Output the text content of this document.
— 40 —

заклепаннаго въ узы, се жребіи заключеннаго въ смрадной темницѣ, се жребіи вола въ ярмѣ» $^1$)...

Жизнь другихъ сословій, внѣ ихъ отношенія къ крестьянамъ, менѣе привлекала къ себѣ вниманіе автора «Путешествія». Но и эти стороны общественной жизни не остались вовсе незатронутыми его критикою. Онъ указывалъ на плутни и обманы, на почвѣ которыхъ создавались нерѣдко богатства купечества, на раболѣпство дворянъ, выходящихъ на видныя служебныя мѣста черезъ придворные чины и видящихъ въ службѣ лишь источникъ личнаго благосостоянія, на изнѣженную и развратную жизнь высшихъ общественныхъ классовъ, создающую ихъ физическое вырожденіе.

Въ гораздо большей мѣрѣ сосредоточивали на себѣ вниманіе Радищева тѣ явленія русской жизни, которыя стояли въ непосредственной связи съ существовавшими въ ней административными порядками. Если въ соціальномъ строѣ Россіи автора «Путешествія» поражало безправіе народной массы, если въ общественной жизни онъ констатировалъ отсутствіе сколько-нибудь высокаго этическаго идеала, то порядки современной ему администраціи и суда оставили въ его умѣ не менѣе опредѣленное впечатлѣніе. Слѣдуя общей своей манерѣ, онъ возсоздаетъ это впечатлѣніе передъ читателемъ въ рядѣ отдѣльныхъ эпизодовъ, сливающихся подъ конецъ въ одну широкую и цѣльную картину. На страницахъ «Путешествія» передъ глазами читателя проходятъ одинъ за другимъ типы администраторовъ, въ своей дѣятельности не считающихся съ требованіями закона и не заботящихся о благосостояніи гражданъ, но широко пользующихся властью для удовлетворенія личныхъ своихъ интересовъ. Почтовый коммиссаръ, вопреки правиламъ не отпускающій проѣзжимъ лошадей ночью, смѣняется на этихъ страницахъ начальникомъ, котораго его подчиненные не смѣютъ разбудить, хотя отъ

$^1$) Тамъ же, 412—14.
------------------------------------
WHAT IS ASKED:
Each line above is to be repeated exactly.

WORKED SOLUTION:
Output the text content of this document.
— 40 —

заклепаннаго въ узы, се жребіи заключеннаго въ смрадной темницѣ, се жребіи вола въ ярмѣ» $^1$)...

Жизнь другихъ сословій, внѣ ихъ отношенія къ крестьянамъ, менѣе привлекала къ себѣ вниманіе автора «Путешествія». Но и эти стороны общественной жизни не остались вовсе незатронутыми его критикою. Онъ указывалъ на плутни и обманы, на почвѣ которыхъ создавались нерѣдко богатства купечества, на раболѣпство дворянъ, выходящихъ на видныя служебныя мѣста черезъ придворные чины и видящихъ въ службѣ лишь источникъ личнаго благосостоянія, на изнѣженную и развратную жизнь высшихъ общественныхъ классовъ, создающую ихъ физическое вырожденіе.

Въ гораздо большей мѣрѣ сосредоточивали на себѣ вниманіе Радищева тѣ явленія русской жизни, которыя стояли въ непосредственной связи съ существовавшими въ ней административными порядками. Если въ соціальномъ строѣ Россіи автора «Путешествія» поражало безправіе народной массы, если въ общественной жизни онъ констатировалъ отсутствіе сколько-нибудь высокаго этическаго идеала, то порядки современной ему администраціи и суда оставили въ его умѣ не менѣе опредѣленное впечатлѣніе. Слѣдуя общей своей манерѣ, онъ возсоздаетъ это впечатлѣніе передъ читателемъ въ рядѣ отдѣльныхъ эпизодовъ, сливающихся подъ конецъ въ одну широкую и цѣльную картину. На страницахъ «Путешествія» передъ глазами читателя проходятъ одинъ за другимъ типы администраторовъ, въ своей дѣятельности не считающихся съ требованіями закона и не заботящихся о благосостояніи гражданъ, но широко пользующихся властью для удовлетворенія личныхъ своихъ интересовъ. Почтовый коммиссаръ, вопреки правиламъ не отпускающій проѣзжимъ лошадей ночью, смѣняется на этихъ страницахъ начальникомъ, котораго его подчиненные не смѣютъ разбудить, хотя отъ

$^1$) Тамъ же, 412—14.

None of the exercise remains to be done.